Reproduce the material in full, unchanged.
:: DATA LISTING
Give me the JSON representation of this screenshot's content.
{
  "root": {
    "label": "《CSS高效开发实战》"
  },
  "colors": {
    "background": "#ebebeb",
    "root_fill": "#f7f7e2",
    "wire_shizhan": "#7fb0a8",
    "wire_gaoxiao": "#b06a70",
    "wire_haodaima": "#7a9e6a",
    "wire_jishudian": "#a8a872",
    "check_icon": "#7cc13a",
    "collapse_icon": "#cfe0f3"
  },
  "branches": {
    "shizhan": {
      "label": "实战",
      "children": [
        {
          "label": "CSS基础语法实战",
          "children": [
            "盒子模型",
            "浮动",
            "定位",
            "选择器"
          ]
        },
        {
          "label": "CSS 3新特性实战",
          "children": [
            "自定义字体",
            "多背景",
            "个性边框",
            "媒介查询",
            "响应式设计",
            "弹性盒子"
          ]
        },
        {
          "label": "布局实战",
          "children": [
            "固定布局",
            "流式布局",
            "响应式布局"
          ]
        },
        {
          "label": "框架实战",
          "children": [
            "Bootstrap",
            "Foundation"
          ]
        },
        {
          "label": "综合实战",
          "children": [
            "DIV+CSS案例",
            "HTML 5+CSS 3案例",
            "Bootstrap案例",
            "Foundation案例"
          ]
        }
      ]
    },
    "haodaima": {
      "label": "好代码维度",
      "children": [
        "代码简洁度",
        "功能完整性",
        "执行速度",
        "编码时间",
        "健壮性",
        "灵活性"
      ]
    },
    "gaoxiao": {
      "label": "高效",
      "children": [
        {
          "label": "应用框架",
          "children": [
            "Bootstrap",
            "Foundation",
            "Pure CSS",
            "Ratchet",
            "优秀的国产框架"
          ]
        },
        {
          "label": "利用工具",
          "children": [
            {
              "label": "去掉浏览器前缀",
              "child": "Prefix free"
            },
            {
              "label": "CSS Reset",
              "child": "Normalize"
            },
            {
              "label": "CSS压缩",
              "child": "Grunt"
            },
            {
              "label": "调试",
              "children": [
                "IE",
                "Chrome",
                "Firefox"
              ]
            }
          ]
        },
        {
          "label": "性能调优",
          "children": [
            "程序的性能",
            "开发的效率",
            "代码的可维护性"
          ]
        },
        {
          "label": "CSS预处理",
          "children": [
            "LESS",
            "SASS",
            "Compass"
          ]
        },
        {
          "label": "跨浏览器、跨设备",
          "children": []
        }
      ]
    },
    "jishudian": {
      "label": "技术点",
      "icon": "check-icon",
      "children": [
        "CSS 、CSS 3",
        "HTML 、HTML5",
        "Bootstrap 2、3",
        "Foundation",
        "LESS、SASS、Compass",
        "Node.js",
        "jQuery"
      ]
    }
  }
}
::::
THE OUTPUT
Give me the JSON representation of this screenshot's content.
{
  "root": {
    "label": "《CSS高效开发实战》"
  },
  "colors": {
    "background": "#ebebeb",
    "root_fill": "#f7f7e2",
    "wire_shizhan": "#7fb0a8",
    "wire_gaoxiao": "#b06a70",
    "wire_haodaima": "#7a9e6a",
    "wire_jishudian": "#a8a872",
    "check_icon": "#7cc13a",
    "collapse_icon": "#cfe0f3"
  },
  "branches": {
    "shizhan": {
      "label": "实战",
      "children": [
        {
          "label": "CSS基础语法实战",
          "children": [
            "盒子模型",
            "浮动",
            "定位",
            "选择器"
          ]
        },
        {
          "label": "CSS 3新特性实战",
          "children": [
            "自定义字体",
            "多背景",
            "个性边框",
            "媒介查询",
            "响应式设计",
            "弹性盒子"
          ]
        },
        {
          "label": "布局实战",
          "children": [
            "固定布局",
            "流式布局",
            "响应式布局"
          ]
        },
        {
          "label": "框架实战",
          "children": [
            "Bootstrap",
            "Foundation"
          ]
        },
        {
          "label": "综合实战",
          "children": [
            "DIV+CSS案例",
            "HTML 5+CSS 3案例",
            "Bootstrap案例",
            "Foundation案例"
          ]
        }
      ]
    },
    "haodaima": {
      "label": "好代码维度",
      "children": [
        "代码简洁度",
        "功能完整性",
        "执行速度",
        "编码时间",
        "健壮性",
        "灵活性"
      ]
    },
    "gaoxiao": {
      "label": "高效",
      "children": [
        {
          "label": "应用框架",
          "children": [
            "Bootstrap",
            "Foundation",
            "Pure CSS",
            "Ratchet",
            "优秀的国产框架"
          ]
        },
        {
          "label": "利用工具",
          "children": [
            {
              "label": "去掉浏览器前缀",
              "child": "Prefix free"
            },
            {
              "label": "CSS Reset",
              "child": "Normalize"
            },
            {
              "label": "CSS压缩",
              "child": "Grunt"
            },
            {
              "label": "调试",
              "children": [
                "IE",
                "Chrome",
                "Firefox"
              ]
            }
          ]
        },
        {
          "label": "性能调优",
          "children": [
            "程序的性能",
            "开发的效率",
            "代码的可维护性"
          ]
        },
        {
          "label": "CSS预处理",
          "children": [
            "LESS",
            "SASS",
            "Compass"
          ]
        },
        {
          "label": "跨浏览器、跨设备",
          "children": []
        }
      ]
    },
    "jishudian": {
      "label": "技术点",
      "icon": "check-icon",
      "children": [
        "CSS 、CSS 3",
        "HTML 、HTML5",
        "Bootstrap 2、3",
        "Foundation",
        "LESS、SASS、Compass",
        "Node.js",
        "jQuery"
      ]
    }
  }
}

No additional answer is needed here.